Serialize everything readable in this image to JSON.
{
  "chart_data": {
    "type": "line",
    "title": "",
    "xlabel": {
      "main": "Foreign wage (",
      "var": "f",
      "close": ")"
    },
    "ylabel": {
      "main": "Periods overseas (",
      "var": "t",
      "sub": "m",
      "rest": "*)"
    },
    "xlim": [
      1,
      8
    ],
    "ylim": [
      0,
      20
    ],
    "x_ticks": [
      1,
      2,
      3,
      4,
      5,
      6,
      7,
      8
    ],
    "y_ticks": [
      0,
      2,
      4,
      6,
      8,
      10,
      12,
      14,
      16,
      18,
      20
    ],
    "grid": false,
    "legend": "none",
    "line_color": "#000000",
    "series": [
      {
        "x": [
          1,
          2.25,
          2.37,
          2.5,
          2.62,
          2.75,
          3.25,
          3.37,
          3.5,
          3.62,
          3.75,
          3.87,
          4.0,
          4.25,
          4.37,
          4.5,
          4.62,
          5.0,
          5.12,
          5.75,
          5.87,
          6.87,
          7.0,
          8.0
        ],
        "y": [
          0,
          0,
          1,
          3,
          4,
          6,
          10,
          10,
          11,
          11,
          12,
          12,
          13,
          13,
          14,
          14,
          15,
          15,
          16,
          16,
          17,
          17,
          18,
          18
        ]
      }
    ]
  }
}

□ □ □ □ □

> **INSTRUCTIONS FOR THE TASK**
Using the material above, print every entry exactly as written.

> **REPLY TO THE TASK**
Serialize everything readable in this image to JSON.
{
  "chart_data": {
    "type": "line",
    "title": "",
    "xlabel": {
      "main": "Foreign wage (",
      "var": "f",
      "close": ")"
    },
    "ylabel": {
      "main": "Periods overseas (",
      "var": "t",
      "sub": "m",
      "rest": "*)"
    },
    "xlim": [
      1,
      8
    ],
    "ylim": [
      0,
      20
    ],
    "x_ticks": [
      1,
      2,
      3,
      4,
      5,
      6,
      7,
      8
    ],
    "y_ticks": [
      0,
      2,
      4,
      6,
      8,
      10,
      12,
      14,
      16,
      18,
      20
    ],
    "grid": false,
    "legend": "none",
    "line_color": "#000000",
    "series": [
      {
        "x": [
          1,
          2.25,
          2.37,
          2.5,
          2.62,
          2.75,
          3.25,
          3.37,
          3.5,
          3.62,
          3.75,
          3.87,
          4.0,
          4.25,
          4.37,
          4.5,
          4.62,
          5.0,
          5.12,
          5.75,
          5.87,
          6.87,
          7.0,
          8.0
        ],
        "y": [
          0,
          0,
          1,
          3,
          4,
          6,
          10,
          10,
          11,
          11,
          12,
          12,
          13,
          13,
          14,
          14,
          15,
          15,
          16,
          16,
          17,
          17,
          18,
          18
        ]
      }
    ]
  }
}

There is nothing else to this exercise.